SET PROBLEM:
Identify each line holding the string "icon" and copy it.

___ MATERIAL PROVIDED ___

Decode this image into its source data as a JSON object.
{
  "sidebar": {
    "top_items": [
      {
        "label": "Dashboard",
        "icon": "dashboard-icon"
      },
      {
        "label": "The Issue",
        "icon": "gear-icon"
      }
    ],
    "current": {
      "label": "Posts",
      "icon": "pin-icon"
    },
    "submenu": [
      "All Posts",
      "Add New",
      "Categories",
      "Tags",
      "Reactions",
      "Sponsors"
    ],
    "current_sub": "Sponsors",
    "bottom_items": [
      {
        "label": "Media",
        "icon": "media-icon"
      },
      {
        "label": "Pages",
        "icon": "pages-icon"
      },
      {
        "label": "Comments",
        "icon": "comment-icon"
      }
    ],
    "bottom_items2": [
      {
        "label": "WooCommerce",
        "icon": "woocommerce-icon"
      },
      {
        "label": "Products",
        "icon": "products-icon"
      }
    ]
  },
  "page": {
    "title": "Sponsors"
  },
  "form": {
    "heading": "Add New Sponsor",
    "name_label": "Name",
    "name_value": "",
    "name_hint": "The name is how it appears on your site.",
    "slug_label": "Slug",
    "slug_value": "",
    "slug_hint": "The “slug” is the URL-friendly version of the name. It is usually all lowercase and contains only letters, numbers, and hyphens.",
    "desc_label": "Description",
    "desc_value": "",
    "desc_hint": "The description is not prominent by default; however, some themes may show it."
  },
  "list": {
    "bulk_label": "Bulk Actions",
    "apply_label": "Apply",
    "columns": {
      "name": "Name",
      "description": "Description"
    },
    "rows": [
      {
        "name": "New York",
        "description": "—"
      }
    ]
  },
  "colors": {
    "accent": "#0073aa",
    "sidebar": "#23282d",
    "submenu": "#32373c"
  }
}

___

EXERCISE RESULT:
        "icon": "dashboard-icon"
        "icon": "gear-icon"
      "icon": "pin-icon"
        "icon": "media-icon"
        "icon": "pages-icon"
        "icon": "comment-icon"
        "icon": "woocommerce-icon"
        "icon": "products-icon"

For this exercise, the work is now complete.